--- Dataset entries ---
--------------------------------------------------

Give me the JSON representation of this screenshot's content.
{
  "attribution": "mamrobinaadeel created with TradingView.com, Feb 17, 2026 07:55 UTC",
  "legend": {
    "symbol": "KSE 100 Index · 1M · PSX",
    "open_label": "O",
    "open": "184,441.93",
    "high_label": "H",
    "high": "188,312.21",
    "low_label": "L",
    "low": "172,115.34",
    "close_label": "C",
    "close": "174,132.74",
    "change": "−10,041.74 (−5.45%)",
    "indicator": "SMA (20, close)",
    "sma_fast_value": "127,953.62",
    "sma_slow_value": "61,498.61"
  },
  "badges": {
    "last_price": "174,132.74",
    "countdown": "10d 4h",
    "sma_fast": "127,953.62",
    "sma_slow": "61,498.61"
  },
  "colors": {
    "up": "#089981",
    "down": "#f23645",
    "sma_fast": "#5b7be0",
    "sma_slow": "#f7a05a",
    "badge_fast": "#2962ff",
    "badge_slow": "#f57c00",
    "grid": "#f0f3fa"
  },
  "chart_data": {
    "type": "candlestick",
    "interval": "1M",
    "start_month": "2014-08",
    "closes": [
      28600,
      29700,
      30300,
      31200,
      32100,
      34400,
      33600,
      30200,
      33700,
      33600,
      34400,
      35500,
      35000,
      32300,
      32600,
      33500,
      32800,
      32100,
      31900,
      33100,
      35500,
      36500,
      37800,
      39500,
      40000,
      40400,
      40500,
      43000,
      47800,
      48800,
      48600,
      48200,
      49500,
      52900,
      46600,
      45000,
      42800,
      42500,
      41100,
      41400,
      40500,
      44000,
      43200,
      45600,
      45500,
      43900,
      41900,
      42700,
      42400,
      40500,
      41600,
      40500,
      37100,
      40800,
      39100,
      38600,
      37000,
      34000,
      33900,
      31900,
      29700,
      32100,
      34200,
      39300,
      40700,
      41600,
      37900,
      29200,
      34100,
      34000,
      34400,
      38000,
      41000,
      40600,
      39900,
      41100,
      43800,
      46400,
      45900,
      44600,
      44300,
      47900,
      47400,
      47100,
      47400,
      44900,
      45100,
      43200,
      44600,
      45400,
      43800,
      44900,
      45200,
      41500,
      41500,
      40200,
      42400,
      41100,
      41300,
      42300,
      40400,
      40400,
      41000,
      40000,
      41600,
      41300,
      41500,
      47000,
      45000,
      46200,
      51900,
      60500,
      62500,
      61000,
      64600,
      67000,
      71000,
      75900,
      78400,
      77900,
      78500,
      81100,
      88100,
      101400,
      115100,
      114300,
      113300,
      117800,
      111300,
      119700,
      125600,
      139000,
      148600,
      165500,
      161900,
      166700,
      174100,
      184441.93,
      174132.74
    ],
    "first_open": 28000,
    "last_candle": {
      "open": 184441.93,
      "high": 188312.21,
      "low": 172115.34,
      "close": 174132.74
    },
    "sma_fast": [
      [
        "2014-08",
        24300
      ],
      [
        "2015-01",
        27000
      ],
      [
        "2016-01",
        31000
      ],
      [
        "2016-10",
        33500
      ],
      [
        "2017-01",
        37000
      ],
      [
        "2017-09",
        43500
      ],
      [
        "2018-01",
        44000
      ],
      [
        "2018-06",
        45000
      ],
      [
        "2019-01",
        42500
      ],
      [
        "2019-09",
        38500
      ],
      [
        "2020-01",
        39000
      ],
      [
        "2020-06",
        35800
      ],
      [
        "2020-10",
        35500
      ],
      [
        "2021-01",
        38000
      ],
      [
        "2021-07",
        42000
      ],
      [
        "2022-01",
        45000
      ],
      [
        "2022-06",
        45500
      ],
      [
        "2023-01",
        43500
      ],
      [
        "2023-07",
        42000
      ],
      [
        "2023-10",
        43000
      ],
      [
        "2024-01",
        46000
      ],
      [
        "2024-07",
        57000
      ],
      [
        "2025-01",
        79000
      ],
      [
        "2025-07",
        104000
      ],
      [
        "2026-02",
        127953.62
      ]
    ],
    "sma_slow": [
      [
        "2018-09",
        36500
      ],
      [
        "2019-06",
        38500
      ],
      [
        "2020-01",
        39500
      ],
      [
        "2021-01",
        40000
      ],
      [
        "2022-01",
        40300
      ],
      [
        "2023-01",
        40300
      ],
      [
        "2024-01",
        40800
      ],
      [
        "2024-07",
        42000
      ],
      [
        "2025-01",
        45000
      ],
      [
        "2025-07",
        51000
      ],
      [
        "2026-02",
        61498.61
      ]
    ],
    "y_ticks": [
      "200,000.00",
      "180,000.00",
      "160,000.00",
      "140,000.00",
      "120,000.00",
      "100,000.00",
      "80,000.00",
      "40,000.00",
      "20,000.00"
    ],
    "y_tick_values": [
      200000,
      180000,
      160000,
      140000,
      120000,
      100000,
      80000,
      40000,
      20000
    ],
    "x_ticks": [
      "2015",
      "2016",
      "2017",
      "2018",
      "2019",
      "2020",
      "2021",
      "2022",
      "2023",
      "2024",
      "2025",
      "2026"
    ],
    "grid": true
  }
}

--------------------------------------------------

--- Short task ---
Repeat all the entries exactly as given.

--- Reply ---
Give me the JSON representation of this screenshot's content.
{
  "attribution": "mamrobinaadeel created with TradingView.com, Feb 17, 2026 07:55 UTC",
  "legend": {
    "symbol": "KSE 100 Index · 1M · PSX",
    "open_label": "O",
    "open": "184,441.93",
    "high_label": "H",
    "high": "188,312.21",
    "low_label": "L",
    "low": "172,115.34",
    "close_label": "C",
    "close": "174,132.74",
    "change": "−10,041.74 (−5.45%)",
    "indicator": "SMA (20, close)",
    "sma_fast_value": "127,953.62",
    "sma_slow_value": "61,498.61"
  },
  "badges": {
    "last_price": "174,132.74",
    "countdown": "10d 4h",
    "sma_fast": "127,953.62",
    "sma_slow": "61,498.61"
  },
  "colors": {
    "up": "#089981",
    "down": "#f23645",
    "sma_fast": "#5b7be0",
    "sma_slow": "#f7a05a",
    "badge_fast": "#2962ff",
    "badge_slow": "#f57c00",
    "grid": "#f0f3fa"
  },
  "chart_data": {
    "type": "candlestick",
    "interval": "1M",
    "start_month": "2014-08",
    "closes": [
      28600,
      29700,
      30300,
      31200,
      32100,
      34400,
      33600,
      30200,
      33700,
      33600,
      34400,
      35500,
      35000,
      32300,
      32600,
      33500,
      32800,
      32100,
      31900,
      33100,
      35500,
      36500,
      37800,
      39500,
      40000,
      40400,
      40500,
      43000,
      47800,
      48800,
      48600,
      48200,
      49500,
      52900,
      46600,
      45000,
      42800,
      42500,
      41100,
      41400,
      40500,
      44000,
      43200,
      45600,
      45500,
      43900,
      41900,
      42700,
      42400,
      40500,
      41600,
      40500,
      37100,
      40800,
      39100,
      38600,
      37000,
      34000,
      33900,
      31900,
      29700,
      32100,
      34200,
      39300,
      40700,
      41600,
      37900,
      29200,
      34100,
      34000,
      34400,
      38000,
      41000,
      40600,
      39900,
      41100,
      43800,
      46400,
      45900,
      44600,
      44300,
      47900,
      47400,
      47100,
      47400,
      44900,
      45100,
      43200,
      44600,
      45400,
      43800,
      44900,
      45200,
      41500,
      41500,
      40200,
      42400,
      41100,
      41300,
      42300,
      40400,
      40400,
      41000,
      40000,
      41600,
      41300,
      41500,
      47000,
      45000,
      46200,
      51900,
      60500,
      62500,
      61000,
      64600,
      67000,
      71000,
      75900,
      78400,
      77900,
      78500,
      81100,
      88100,
      101400,
      115100,
      114300,
      113300,
      117800,
      111300,
      119700,
      125600,
      139000,
      148600,
      165500,
      161900,
      166700,
      174100,
      184441.93,
      174132.74
    ],
    "first_open": 28000,
    "last_candle": {
      "open": 184441.93,
      "high": 188312.21,
      "low": 172115.34,
      "close": 174132.74
    },
    "sma_fast": [
      [
        "2014-08",
        24300
      ],
      [
        "2015-01",
        27000
      ],
      [
        "2016-01",
        31000
      ],
      [
        "2016-10",
        33500
      ],
      [
        "2017-01",
        37000
      ],
      [
        "2017-09",
        43500
      ],
      [
        "2018-01",
        44000
      ],
      [
        "2018-06",
        45000
      ],
      [
        "2019-01",
        42500
      ],
      [
        "2019-09",
        38500
      ],
      [
        "2020-01",
        39000
      ],
      [
        "2020-06",
        35800
      ],
      [
        "2020-10",
        35500
      ],
      [
        "2021-01",
        38000
      ],
      [
        "2021-07",
        42000
      ],
      [
        "2022-01",
        45000
      ],
      [
        "2022-06",
        45500
      ],
      [
        "2023-01",
        43500
      ],
      [
        "2023-07",
        42000
      ],
      [
        "2023-10",
        43000
      ],
      [
        "2024-01",
        46000
      ],
      [
        "2024-07",
        57000
      ],
      [
        "2025-01",
        79000
      ],
      [
        "2025-07",
        104000
      ],
      [
        "2026-02",
        127953.62
      ]
    ],
    "sma_slow": [
      [
        "2018-09",
        36500
      ],
      [
        "2019-06",
        38500
      ],
      [
        "2020-01",
        39500
      ],
      [
        "2021-01",
        40000
      ],
      [
        "2022-01",
        40300
      ],
      [
        "2023-01",
        40300
      ],
      [
        "2024-01",
        40800
      ],
      [
        "2024-07",
        42000
      ],
      [
        "2025-01",
        45000
      ],
      [
        "2025-07",
        51000
      ],
      [
        "2026-02",
        61498.61
      ]
    ],
    "y_ticks": [
      "200,000.00",
      "180,000.00",
      "160,000.00",
      "140,000.00",
      "120,000.00",
      "100,000.00",
      "80,000.00",
      "40,000.00",
      "20,000.00"
    ],
    "y_tick_values": [
      200000,
      180000,
      160000,
      140000,
      120000,
      100000,
      80000,
      40000,
      20000
    ],
    "x_ticks": [
      "2015",
      "2016",
      "2017",
      "2018",
      "2019",
      "2020",
      "2021",
      "2022",
      "2023",
      "2024",
      "2025",
      "2026"
    ],
    "grid": true
  }
}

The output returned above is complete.